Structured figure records
--------

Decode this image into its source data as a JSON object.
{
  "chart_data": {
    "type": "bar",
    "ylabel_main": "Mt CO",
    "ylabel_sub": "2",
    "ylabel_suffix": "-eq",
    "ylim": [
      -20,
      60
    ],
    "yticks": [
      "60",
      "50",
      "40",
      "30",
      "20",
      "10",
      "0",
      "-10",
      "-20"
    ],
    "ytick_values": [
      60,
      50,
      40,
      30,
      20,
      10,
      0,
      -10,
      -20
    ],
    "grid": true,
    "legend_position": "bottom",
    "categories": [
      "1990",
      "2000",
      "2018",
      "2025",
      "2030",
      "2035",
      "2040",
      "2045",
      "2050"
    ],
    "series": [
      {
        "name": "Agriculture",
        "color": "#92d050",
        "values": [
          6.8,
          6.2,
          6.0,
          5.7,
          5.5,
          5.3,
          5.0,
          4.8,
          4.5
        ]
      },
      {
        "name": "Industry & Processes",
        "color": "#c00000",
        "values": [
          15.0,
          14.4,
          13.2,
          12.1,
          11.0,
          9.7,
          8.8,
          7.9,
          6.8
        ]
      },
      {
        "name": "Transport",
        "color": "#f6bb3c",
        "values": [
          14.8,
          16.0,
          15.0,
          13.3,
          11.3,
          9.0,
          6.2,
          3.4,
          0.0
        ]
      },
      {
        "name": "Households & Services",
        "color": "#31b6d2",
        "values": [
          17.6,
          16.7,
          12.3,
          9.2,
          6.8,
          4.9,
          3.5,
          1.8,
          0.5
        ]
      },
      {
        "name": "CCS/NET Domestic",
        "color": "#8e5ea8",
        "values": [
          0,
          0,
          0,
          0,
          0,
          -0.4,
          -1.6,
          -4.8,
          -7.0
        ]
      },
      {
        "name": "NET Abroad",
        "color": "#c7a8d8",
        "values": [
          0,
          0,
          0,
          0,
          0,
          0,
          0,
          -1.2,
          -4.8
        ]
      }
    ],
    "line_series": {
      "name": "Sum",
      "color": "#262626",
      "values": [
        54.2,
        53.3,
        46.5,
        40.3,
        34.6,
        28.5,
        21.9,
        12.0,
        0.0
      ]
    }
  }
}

--------

■ What to produce ■
Extract every line above that contains the word "name".

■ Solution to the exercise ■
        "name": "Agriculture",
        "name": "Industry & Processes",
        "name": "Transport",
        "name": "Households & Services",
        "name": "CCS/NET Domestic",
        "name": "NET Abroad",
      "name": "Sum",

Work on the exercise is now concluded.